Items listed in a dataset:

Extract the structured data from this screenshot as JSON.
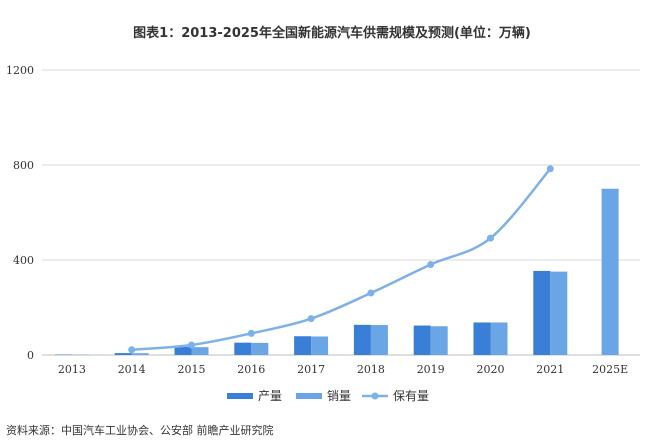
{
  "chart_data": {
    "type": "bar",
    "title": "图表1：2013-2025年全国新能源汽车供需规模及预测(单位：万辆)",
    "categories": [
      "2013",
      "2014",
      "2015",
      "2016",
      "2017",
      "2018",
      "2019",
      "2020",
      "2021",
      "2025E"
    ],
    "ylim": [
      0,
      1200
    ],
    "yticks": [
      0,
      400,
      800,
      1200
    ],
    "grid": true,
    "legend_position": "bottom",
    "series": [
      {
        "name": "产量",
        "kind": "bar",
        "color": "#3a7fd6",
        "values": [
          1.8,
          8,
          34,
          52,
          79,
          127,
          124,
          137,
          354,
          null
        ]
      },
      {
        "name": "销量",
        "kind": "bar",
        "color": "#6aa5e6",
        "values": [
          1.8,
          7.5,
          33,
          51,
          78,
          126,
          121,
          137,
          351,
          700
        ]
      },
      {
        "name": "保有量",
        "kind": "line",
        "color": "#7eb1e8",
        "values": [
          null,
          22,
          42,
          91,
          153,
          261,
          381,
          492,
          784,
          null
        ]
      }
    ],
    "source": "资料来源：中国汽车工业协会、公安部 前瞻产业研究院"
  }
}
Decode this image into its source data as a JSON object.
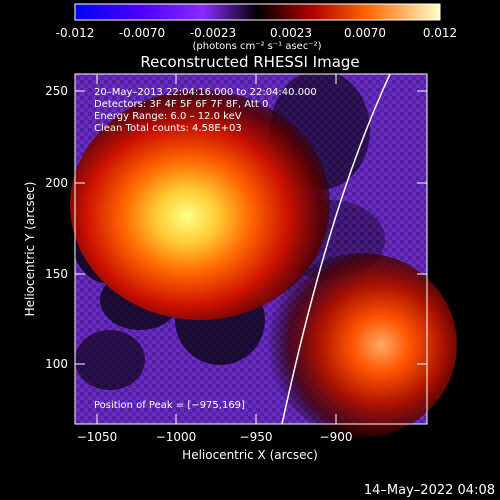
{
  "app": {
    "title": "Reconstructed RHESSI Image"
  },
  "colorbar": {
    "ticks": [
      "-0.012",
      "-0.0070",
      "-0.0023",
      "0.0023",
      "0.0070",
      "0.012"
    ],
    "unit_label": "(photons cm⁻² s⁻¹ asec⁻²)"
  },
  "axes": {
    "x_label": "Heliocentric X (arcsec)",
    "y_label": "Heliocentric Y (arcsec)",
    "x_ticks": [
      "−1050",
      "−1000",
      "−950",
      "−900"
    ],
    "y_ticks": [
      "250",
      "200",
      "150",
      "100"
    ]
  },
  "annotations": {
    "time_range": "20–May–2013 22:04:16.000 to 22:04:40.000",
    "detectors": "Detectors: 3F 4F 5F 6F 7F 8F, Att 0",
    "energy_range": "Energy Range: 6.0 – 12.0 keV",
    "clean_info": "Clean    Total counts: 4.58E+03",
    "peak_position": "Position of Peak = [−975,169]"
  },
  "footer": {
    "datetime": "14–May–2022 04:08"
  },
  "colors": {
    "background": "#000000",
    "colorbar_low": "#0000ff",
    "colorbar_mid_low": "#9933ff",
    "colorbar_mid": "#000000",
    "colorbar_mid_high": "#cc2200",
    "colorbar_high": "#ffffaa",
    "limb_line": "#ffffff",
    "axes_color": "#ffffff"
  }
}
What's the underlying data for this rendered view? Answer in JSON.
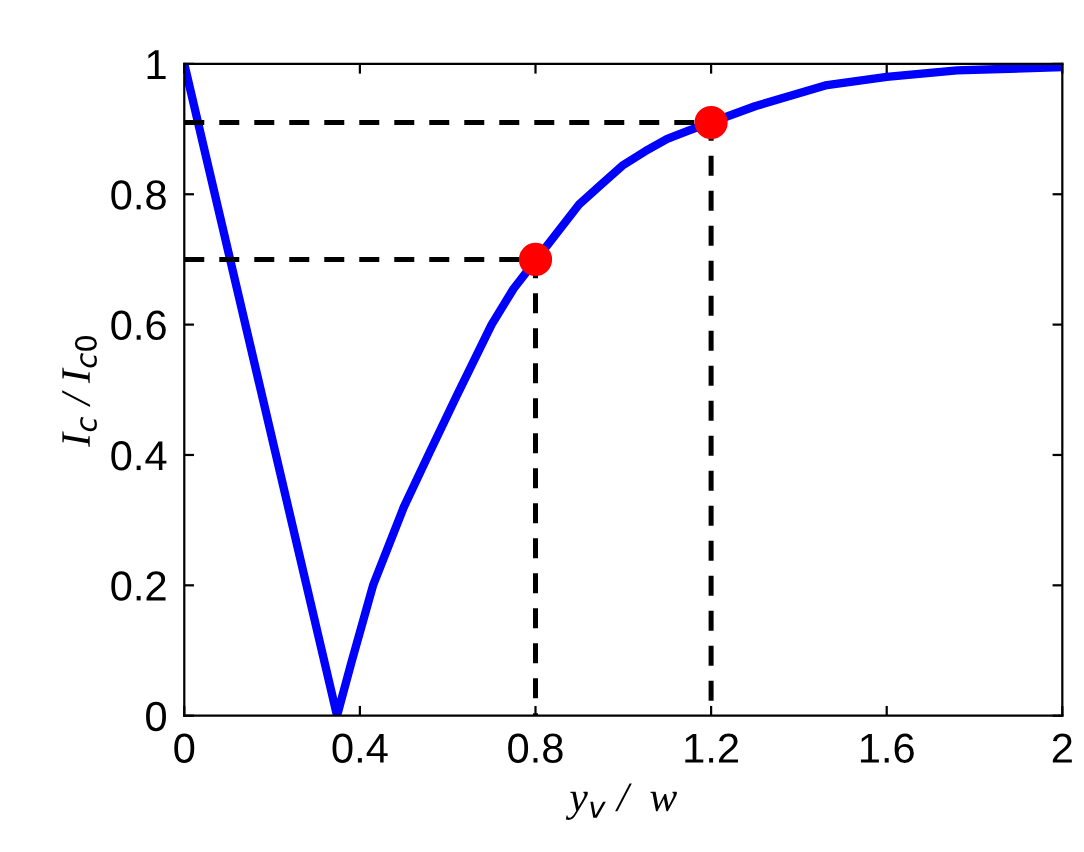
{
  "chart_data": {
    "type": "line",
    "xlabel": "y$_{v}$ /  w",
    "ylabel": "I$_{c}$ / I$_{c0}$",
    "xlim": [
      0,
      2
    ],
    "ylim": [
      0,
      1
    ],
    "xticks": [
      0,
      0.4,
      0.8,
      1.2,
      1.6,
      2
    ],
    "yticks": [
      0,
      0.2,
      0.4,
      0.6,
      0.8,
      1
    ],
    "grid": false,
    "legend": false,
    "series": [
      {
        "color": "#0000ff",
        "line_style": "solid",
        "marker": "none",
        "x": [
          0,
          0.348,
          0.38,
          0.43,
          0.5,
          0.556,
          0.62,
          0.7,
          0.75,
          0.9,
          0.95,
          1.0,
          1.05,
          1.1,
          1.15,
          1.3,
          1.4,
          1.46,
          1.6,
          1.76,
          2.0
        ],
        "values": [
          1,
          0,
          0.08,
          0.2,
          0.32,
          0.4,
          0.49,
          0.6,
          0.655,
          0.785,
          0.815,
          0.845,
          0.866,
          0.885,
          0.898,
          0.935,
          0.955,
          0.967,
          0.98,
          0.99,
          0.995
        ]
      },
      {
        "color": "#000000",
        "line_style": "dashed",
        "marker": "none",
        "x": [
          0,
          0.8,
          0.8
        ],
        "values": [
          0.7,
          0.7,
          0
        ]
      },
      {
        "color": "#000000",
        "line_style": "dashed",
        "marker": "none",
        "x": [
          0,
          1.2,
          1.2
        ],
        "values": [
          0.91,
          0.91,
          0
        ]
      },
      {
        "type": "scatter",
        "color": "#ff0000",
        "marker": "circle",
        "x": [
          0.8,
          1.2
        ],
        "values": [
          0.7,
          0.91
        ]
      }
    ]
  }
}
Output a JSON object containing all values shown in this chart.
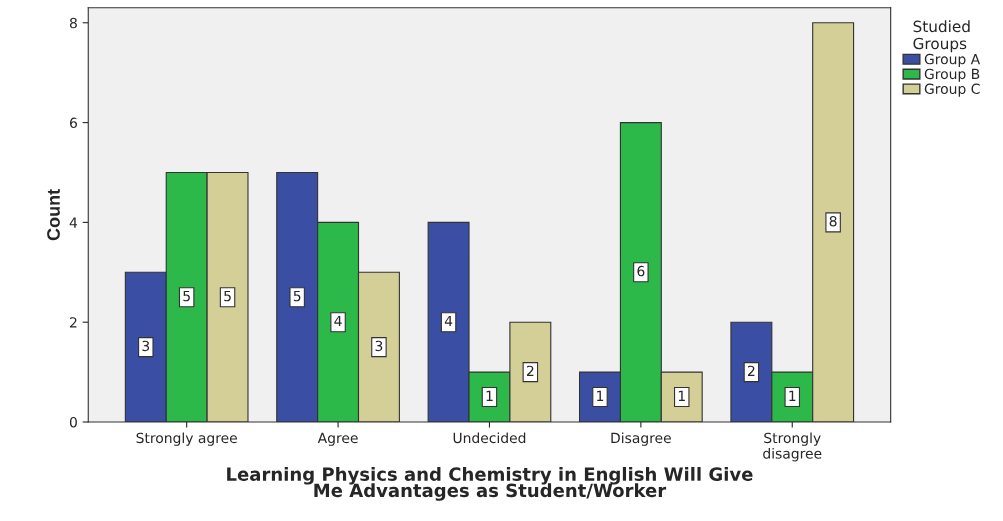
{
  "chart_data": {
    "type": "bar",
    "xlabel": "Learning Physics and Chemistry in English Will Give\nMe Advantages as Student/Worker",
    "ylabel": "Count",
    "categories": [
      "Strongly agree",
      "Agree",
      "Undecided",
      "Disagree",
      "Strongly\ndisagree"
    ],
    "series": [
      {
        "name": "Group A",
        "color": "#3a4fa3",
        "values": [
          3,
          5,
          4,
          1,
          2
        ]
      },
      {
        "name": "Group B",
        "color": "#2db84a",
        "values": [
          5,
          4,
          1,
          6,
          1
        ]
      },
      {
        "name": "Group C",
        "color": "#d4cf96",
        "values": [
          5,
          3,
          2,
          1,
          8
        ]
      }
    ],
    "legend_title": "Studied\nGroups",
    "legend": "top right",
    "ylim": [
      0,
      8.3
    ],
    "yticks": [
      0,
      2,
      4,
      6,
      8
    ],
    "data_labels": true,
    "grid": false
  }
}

▶ **The task**
Omit all pictures while transcribing the entries verbatim.

▶ **Exercise solution**
Extract the structured data from this screenshot as JSON.
{
  "chart_data": {
    "type": "bar",
    "title": "图表1：2013-2025年全国新能源汽车供需规模及预测(单位：万辆)",
    "categories": [
      "2013",
      "2014",
      "2015",
      "2016",
      "2017",
      "2018",
      "2019",
      "2020",
      "2021",
      "2025E"
    ],
    "ylim": [
      0,
      1200
    ],
    "yticks": [
      0,
      400,
      800,
      1200
    ],
    "grid": true,
    "legend_position": "bottom",
    "series": [
      {
        "name": "产量",
        "kind": "bar",
        "color": "#3a7fd6",
        "values": [
          1.8,
          8,
          34,
          52,
          79,
          127,
          124,
          137,
          354,
          null
        ]
      },
      {
        "name": "销量",
        "kind": "bar",
        "color": "#6aa5e6",
        "values": [
          1.8,
          7.5,
          33,
          51,
          78,
          126,
          121,
          137,
          351,
          700
        ]
      },
      {
        "name": "保有量",
        "kind": "line",
        "color": "#7eb1e8",
        "values": [
          null,
          22,
          42,
          91,
          153,
          261,
          381,
          492,
          784,
          null
        ]
      }
    ],
    "source": "资料来源：中国汽车工业协会、公安部 前瞻产业研究院"
  }
}
Decode this image into its source data as a JSON object.
{
  "app": {
    "title": "Reconstructed RHESSI Image"
  },
  "colorbar": {
    "ticks": [
      "-0.012",
      "-0.0070",
      "-0.0023",
      "0.0023",
      "0.0070",
      "0.012"
    ],
    "unit_label": "(photons cm⁻² s⁻¹ asec⁻²)"
  },
  "axes": {
    "x_label": "Heliocentric X (arcsec)",
    "y_label": "Heliocentric Y (arcsec)",
    "x_ticks": [
      "−1050",
      "−1000",
      "−950",
      "−900"
    ],
    "y_ticks": [
      "250",
      "200",
      "150",
      "100"
    ]
  },
  "annotations": {
    "time_range": "20–May–2013 22:04:16.000 to 22:04:40.000",
    "detectors": "Detectors: 3F 4F 5F 6F 7F 8F, Att 0",
    "energy_range": "Energy Range: 6.0 – 12.0 keV",
    "clean_info": "Clean    Total counts: 4.58E+03",
    "peak_position": "Position of Peak = [−975,169]"
  },
  "footer": {
    "datetime": "14–May–2022 04:08"
  },
  "colors": {
    "background": "#000000",
    "colorbar_low": "#0000ff",
    "colorbar_mid_low": "#9933ff",
    "colorbar_mid": "#000000",
    "colorbar_mid_high": "#cc2200",
    "colorbar_high": "#ffffaa",
    "limb_line": "#ffffff",
    "axes_color": "#ffffff"
  }
}
What's the underlying data for this rendered view? Answer in JSON.
{
  "chart_data": {
    "type": "line",
    "xlabel": "y$_{v}$ /  w",
    "ylabel": "I$_{c}$ / I$_{c0}$",
    "xlim": [
      0,
      2
    ],
    "ylim": [
      0,
      1
    ],
    "xticks": [
      0,
      0.4,
      0.8,
      1.2,
      1.6,
      2
    ],
    "yticks": [
      0,
      0.2,
      0.4,
      0.6,
      0.8,
      1
    ],
    "grid": false,
    "legend": false,
    "series": [
      {
        "color": "#0000ff",
        "line_style": "solid",
        "marker": "none",
        "x": [
          0,
          0.348,
          0.38,
          0.43,
          0.5,
          0.556,
          0.62,
          0.7,
          0.75,
          0.9,
          0.95,
          1.0,
          1.05,
          1.1,
          1.15,
          1.3,
          1.4,
          1.46,
          1.6,
          1.76,
          2.0
        ],
        "values": [
          1,
          0,
          0.08,
          0.2,
          0.32,
          0.4,
          0.49,
          0.6,
          0.655,
          0.785,
          0.815,
          0.845,
          0.866,
          0.885,
          0.898,
          0.935,
          0.955,
          0.967,
          0.98,
          0.99,
          0.995
        ]
      },
      {
        "color": "#000000",
        "line_style": "dashed",
        "marker": "none",
        "x": [
          0,
          0.8,
          0.8
        ],
        "values": [
          0.7,
          0.7,
          0
        ]
      },
      {
        "color": "#000000",
        "line_style": "dashed",
        "marker": "none",
        "x": [
          0,
          1.2,
          1.2
        ],
        "values": [
          0.91,
          0.91,
          0
        ]
      },
      {
        "type": "scatter",
        "color": "#ff0000",
        "marker": "circle",
        "x": [
          0.8,
          1.2
        ],
        "values": [
          0.7,
          0.91
        ]
      }
    ]
  }
}
Output a JSON object containing all values shown in this chart.
{
  "chart_data": {
    "type": "bar",
    "xlabel": "Learning Physics and Chemistry in English Will Give\nMe Advantages as Student/Worker",
    "ylabel": "Count",
    "categories": [
      "Strongly agree",
      "Agree",
      "Undecided",
      "Disagree",
      "Strongly\ndisagree"
    ],
    "series": [
      {
        "name": "Group A",
        "color": "#3a4fa3",
        "values": [
          3,
          5,
          4,
          1,
          2
        ]
      },
      {
        "name": "Group B",
        "color": "#2db84a",
        "values": [
          5,
          4,
          1,
          6,
          1
        ]
      },
      {
        "name": "Group C",
        "color": "#d4cf96",
        "values": [
          5,
          3,
          2,
          1,
          8
        ]
      }
    ],
    "legend_title": "Studied\nGroups",
    "legend": "top right",
    "ylim": [
      0,
      8.3
    ],
    "yticks": [
      0,
      2,
      4,
      6,
      8
    ],
    "data_labels": true,
    "grid": false
  }
}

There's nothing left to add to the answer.